| Requirement |
In the entries below, find every line holding the string "SoundOut" and collect it.

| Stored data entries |
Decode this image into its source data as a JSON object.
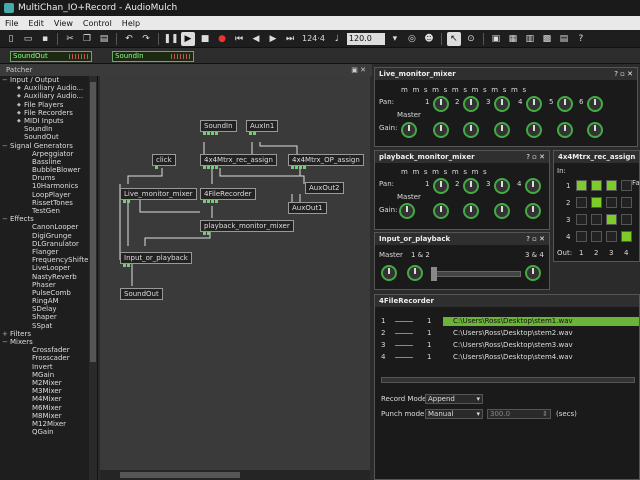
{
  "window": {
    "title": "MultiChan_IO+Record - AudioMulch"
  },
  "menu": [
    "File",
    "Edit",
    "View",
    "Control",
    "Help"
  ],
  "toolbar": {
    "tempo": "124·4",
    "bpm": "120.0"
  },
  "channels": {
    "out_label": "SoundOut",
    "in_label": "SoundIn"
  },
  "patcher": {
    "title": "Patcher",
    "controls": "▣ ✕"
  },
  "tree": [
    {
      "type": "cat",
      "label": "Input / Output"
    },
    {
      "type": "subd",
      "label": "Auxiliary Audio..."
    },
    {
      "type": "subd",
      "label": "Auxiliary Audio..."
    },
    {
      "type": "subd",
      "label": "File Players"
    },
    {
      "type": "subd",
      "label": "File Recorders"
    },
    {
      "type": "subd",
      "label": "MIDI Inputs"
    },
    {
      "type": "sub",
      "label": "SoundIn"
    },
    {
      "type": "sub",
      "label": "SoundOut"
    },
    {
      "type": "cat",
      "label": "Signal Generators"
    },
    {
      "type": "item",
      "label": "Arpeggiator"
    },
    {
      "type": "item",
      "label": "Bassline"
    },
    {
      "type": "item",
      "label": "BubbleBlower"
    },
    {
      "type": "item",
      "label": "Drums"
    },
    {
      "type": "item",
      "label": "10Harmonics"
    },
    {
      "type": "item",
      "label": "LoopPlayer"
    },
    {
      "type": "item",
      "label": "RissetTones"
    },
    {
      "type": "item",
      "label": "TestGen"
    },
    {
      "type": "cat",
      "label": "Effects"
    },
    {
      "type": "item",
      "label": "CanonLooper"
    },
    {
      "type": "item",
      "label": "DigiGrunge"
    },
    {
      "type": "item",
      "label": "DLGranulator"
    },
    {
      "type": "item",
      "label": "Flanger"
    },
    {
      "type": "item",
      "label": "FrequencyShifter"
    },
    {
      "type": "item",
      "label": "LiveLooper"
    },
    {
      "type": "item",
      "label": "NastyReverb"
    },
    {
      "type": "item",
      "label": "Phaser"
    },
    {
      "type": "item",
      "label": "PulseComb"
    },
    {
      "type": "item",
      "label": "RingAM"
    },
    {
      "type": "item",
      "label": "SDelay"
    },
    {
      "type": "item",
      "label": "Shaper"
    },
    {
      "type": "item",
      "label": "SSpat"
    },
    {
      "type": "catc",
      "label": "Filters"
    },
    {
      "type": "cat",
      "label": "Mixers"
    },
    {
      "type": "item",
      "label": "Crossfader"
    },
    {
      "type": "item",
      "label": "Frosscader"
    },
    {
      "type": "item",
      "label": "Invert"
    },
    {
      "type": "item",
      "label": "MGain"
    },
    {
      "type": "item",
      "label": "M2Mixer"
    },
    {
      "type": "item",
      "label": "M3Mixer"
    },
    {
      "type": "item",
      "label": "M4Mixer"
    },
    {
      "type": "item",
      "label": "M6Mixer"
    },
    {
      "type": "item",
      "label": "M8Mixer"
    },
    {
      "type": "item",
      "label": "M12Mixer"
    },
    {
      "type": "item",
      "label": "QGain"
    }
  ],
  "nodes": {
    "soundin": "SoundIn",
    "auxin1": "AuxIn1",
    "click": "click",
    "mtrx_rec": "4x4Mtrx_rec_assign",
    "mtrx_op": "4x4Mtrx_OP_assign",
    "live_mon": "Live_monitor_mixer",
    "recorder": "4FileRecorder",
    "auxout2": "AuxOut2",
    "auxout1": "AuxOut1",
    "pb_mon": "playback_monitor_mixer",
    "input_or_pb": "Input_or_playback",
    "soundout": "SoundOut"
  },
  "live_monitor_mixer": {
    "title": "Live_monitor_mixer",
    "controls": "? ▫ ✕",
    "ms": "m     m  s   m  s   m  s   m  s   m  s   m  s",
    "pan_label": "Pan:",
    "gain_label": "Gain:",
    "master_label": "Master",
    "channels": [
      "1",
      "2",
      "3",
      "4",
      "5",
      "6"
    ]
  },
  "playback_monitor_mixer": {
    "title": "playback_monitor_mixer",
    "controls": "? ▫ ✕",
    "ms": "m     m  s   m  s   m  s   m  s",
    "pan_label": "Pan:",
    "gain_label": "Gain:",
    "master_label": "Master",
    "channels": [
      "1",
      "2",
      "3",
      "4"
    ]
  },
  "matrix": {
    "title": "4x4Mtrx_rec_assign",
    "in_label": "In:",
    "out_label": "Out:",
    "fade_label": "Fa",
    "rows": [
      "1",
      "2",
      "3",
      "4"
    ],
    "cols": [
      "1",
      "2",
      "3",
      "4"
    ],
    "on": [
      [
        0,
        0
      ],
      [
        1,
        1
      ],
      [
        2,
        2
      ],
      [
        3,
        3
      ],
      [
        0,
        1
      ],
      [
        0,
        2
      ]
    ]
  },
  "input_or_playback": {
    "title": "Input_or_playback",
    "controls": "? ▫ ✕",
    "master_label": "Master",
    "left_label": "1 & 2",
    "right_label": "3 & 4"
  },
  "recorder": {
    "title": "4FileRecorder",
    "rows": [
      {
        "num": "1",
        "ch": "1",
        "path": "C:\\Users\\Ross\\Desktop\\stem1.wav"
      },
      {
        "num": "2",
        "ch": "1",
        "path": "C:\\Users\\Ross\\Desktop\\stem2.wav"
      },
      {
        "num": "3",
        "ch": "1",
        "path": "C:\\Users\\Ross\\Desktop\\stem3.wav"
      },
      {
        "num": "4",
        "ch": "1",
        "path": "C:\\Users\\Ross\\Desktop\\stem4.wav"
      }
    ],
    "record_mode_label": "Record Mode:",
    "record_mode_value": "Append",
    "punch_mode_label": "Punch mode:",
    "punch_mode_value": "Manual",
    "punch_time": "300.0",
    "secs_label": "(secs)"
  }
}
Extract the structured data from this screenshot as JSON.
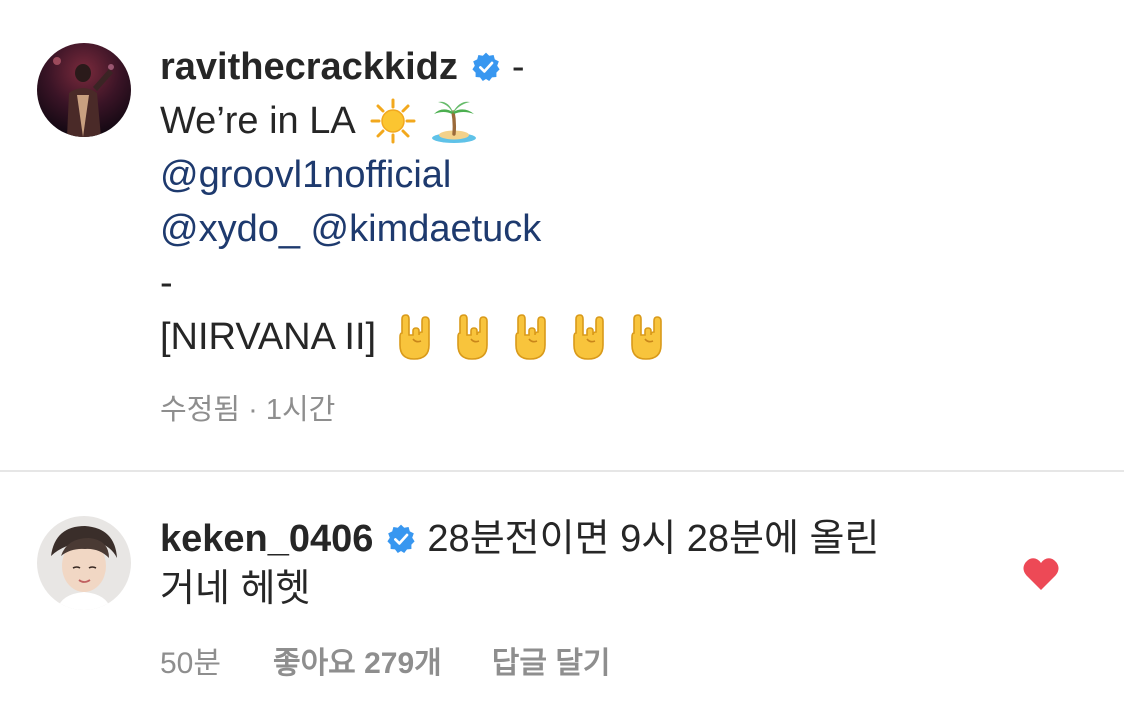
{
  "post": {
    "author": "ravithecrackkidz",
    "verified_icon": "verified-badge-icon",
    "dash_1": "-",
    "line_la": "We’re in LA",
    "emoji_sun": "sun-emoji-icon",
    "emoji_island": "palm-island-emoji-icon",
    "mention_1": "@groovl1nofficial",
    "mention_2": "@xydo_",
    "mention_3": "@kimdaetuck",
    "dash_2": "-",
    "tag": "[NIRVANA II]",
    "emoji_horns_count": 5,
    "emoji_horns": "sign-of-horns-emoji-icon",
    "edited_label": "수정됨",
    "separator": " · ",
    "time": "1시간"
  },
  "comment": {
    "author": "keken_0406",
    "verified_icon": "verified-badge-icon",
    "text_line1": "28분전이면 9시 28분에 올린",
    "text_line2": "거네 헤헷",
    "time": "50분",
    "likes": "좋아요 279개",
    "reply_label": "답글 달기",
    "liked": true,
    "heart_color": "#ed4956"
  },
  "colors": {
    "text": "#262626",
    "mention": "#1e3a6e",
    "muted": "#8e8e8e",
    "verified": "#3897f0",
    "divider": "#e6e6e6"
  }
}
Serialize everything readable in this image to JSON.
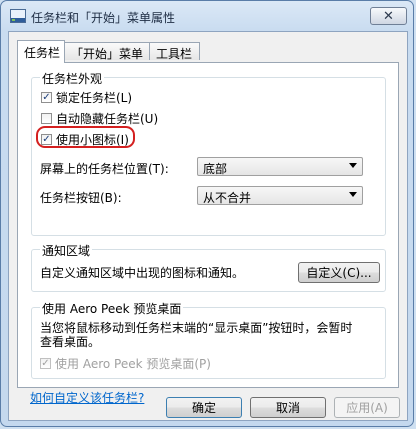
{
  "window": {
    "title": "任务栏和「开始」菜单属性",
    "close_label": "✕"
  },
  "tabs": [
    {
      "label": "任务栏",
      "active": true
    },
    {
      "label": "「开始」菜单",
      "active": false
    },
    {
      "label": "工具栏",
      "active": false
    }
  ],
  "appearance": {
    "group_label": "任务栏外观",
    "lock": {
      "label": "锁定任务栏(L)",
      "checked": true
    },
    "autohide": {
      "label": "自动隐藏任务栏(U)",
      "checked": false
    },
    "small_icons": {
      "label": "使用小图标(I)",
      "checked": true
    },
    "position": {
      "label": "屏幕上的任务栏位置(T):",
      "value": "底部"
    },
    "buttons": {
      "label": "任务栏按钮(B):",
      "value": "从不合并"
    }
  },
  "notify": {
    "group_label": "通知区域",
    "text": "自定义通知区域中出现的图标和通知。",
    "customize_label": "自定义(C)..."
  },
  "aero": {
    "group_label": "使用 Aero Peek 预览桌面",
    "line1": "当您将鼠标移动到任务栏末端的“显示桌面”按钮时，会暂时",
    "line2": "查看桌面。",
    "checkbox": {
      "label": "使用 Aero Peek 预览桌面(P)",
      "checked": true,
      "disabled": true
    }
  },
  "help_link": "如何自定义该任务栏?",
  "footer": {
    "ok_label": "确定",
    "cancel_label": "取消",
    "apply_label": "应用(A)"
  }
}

| Final answer |
    "out_label": "SoundOut",
      "label": "SoundOut"
    "soundout": "SoundOut"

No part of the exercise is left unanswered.